**BRIEF**
Your task is to reproduce the entries below word for word.

-- start --

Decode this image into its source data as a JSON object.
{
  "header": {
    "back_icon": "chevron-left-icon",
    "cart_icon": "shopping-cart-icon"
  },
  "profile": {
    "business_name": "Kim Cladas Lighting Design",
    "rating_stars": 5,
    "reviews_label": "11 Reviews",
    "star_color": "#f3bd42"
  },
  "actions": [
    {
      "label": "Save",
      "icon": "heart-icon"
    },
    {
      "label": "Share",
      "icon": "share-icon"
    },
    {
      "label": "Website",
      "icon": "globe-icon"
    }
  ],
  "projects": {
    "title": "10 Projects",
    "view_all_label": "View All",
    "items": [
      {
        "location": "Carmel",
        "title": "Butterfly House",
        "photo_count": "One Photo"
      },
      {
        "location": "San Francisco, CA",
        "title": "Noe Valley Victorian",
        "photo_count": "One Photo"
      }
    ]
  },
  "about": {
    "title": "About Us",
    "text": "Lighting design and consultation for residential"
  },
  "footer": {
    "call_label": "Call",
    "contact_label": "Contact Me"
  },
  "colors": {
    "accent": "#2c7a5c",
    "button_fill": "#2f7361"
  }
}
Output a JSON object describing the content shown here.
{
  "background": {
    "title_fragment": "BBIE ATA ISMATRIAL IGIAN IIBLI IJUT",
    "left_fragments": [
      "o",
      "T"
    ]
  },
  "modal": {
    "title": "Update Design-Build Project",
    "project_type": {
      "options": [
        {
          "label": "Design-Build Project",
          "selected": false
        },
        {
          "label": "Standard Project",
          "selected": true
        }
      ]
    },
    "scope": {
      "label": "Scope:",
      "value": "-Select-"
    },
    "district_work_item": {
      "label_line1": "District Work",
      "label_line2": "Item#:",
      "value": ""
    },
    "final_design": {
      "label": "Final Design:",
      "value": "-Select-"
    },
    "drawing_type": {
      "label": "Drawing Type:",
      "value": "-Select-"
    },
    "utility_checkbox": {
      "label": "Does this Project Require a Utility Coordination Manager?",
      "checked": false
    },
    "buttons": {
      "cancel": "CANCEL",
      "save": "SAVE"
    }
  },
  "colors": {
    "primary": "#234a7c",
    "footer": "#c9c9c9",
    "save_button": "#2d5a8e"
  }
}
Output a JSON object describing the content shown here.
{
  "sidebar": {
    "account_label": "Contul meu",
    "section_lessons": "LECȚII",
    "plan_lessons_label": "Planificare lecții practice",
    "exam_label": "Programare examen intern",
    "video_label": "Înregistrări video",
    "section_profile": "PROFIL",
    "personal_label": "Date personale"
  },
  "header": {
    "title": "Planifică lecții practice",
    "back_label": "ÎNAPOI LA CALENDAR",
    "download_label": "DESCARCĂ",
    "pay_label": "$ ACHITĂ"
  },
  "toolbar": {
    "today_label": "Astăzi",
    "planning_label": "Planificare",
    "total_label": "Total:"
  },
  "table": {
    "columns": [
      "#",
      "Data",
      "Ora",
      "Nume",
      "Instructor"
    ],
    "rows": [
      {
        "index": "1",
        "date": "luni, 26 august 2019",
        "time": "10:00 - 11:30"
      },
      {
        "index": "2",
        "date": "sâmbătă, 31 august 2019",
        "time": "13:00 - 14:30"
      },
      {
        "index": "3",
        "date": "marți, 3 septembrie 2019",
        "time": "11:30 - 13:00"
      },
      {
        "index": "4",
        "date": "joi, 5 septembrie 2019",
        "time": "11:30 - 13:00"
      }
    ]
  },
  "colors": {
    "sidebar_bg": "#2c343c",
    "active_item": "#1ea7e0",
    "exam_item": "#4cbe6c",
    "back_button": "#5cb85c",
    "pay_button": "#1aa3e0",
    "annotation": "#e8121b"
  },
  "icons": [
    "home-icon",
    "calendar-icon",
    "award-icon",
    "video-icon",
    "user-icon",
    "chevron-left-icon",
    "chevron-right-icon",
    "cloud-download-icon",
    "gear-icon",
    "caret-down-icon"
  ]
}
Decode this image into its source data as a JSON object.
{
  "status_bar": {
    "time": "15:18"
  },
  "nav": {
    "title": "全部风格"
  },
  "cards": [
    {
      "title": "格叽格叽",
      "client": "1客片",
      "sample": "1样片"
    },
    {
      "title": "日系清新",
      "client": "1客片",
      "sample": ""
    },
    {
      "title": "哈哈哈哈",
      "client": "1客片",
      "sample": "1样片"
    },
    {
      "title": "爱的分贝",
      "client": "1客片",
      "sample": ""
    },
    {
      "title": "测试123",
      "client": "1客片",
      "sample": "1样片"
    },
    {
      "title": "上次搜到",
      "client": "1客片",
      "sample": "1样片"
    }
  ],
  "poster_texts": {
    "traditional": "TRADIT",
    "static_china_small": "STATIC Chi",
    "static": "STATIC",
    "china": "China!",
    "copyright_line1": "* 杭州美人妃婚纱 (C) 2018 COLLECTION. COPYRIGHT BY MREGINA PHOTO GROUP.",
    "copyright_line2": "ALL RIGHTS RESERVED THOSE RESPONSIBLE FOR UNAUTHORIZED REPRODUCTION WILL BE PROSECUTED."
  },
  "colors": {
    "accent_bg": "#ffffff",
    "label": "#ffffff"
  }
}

-- end --

**TASK SOLUTION**
Decode this image into its source data as a JSON object.
{
  "header": {
    "back_icon": "chevron-left-icon",
    "cart_icon": "shopping-cart-icon"
  },
  "profile": {
    "business_name": "Kim Cladas Lighting Design",
    "rating_stars": 5,
    "reviews_label": "11 Reviews",
    "star_color": "#f3bd42"
  },
  "actions": [
    {
      "label": "Save",
      "icon": "heart-icon"
    },
    {
      "label": "Share",
      "icon": "share-icon"
    },
    {
      "label": "Website",
      "icon": "globe-icon"
    }
  ],
  "projects": {
    "title": "10 Projects",
    "view_all_label": "View All",
    "items": [
      {
        "location": "Carmel",
        "title": "Butterfly House",
        "photo_count": "One Photo"
      },
      {
        "location": "San Francisco, CA",
        "title": "Noe Valley Victorian",
        "photo_count": "One Photo"
      }
    ]
  },
  "about": {
    "title": "About Us",
    "text": "Lighting design and consultation for residential"
  },
  "footer": {
    "call_label": "Call",
    "contact_label": "Contact Me"
  },
  "colors": {
    "accent": "#2c7a5c",
    "button_fill": "#2f7361"
  }
}
Output a JSON object describing the content shown here.
{
  "background": {
    "title_fragment": "BBIE ATA ISMATRIAL IGIAN IIBLI IJUT",
    "left_fragments": [
      "o",
      "T"
    ]
  },
  "modal": {
    "title": "Update Design-Build Project",
    "project_type": {
      "options": [
        {
          "label": "Design-Build Project",
          "selected": false
        },
        {
          "label": "Standard Project",
          "selected": true
        }
      ]
    },
    "scope": {
      "label": "Scope:",
      "value": "-Select-"
    },
    "district_work_item": {
      "label_line1": "District Work",
      "label_line2": "Item#:",
      "value": ""
    },
    "final_design": {
      "label": "Final Design:",
      "value": "-Select-"
    },
    "drawing_type": {
      "label": "Drawing Type:",
      "value": "-Select-"
    },
    "utility_checkbox": {
      "label": "Does this Project Require a Utility Coordination Manager?",
      "checked": false
    },
    "buttons": {
      "cancel": "CANCEL",
      "save": "SAVE"
    }
  },
  "colors": {
    "primary": "#234a7c",
    "footer": "#c9c9c9",
    "save_button": "#2d5a8e"
  }
}
Output a JSON object describing the content shown here.
{
  "sidebar": {
    "account_label": "Contul meu",
    "section_lessons": "LECȚII",
    "plan_lessons_label": "Planificare lecții practice",
    "exam_label": "Programare examen intern",
    "video_label": "Înregistrări video",
    "section_profile": "PROFIL",
    "personal_label": "Date personale"
  },
  "header": {
    "title": "Planifică lecții practice",
    "back_label": "ÎNAPOI LA CALENDAR",
    "download_label": "DESCARCĂ",
    "pay_label": "$ ACHITĂ"
  },
  "toolbar": {
    "today_label": "Astăzi",
    "planning_label": "Planificare",
    "total_label": "Total:"
  },
  "table": {
    "columns": [
      "#",
      "Data",
      "Ora",
      "Nume",
      "Instructor"
    ],
    "rows": [
      {
        "index": "1",
        "date": "luni, 26 august 2019",
        "time": "10:00 - 11:30"
      },
      {
        "index": "2",
        "date": "sâmbătă, 31 august 2019",
        "time": "13:00 - 14:30"
      },
      {
        "index": "3",
        "date": "marți, 3 septembrie 2019",
        "time": "11:30 - 13:00"
      },
      {
        "index": "4",
        "date": "joi, 5 septembrie 2019",
        "time": "11:30 - 13:00"
      }
    ]
  },
  "colors": {
    "sidebar_bg": "#2c343c",
    "active_item": "#1ea7e0",
    "exam_item": "#4cbe6c",
    "back_button": "#5cb85c",
    "pay_button": "#1aa3e0",
    "annotation": "#e8121b"
  },
  "icons": [
    "home-icon",
    "calendar-icon",
    "award-icon",
    "video-icon",
    "user-icon",
    "chevron-left-icon",
    "chevron-right-icon",
    "cloud-download-icon",
    "gear-icon",
    "caret-down-icon"
  ]
}
Decode this image into its source data as a JSON object.
{
  "status_bar": {
    "time": "15:18"
  },
  "nav": {
    "title": "全部风格"
  },
  "cards": [
    {
      "title": "格叽格叽",
      "client": "1客片",
      "sample": "1样片"
    },
    {
      "title": "日系清新",
      "client": "1客片",
      "sample": ""
    },
    {
      "title": "哈哈哈哈",
      "client": "1客片",
      "sample": "1样片"
    },
    {
      "title": "爱的分贝",
      "client": "1客片",
      "sample": ""
    },
    {
      "title": "测试123",
      "client": "1客片",
      "sample": "1样片"
    },
    {
      "title": "上次搜到",
      "client": "1客片",
      "sample": "1样片"
    }
  ],
  "poster_texts": {
    "traditional": "TRADIT",
    "static_china_small": "STATIC Chi",
    "static": "STATIC",
    "china": "China!",
    "copyright_line1": "* 杭州美人妃婚纱 (C) 2018 COLLECTION. COPYRIGHT BY MREGINA PHOTO GROUP.",
    "copyright_line2": "ALL RIGHTS RESERVED THOSE RESPONSIBLE FOR UNAUTHORIZED REPRODUCTION WILL BE PROSECUTED."
  },
  "colors": {
    "accent_bg": "#ffffff",
    "label": "#ffffff"
  }
}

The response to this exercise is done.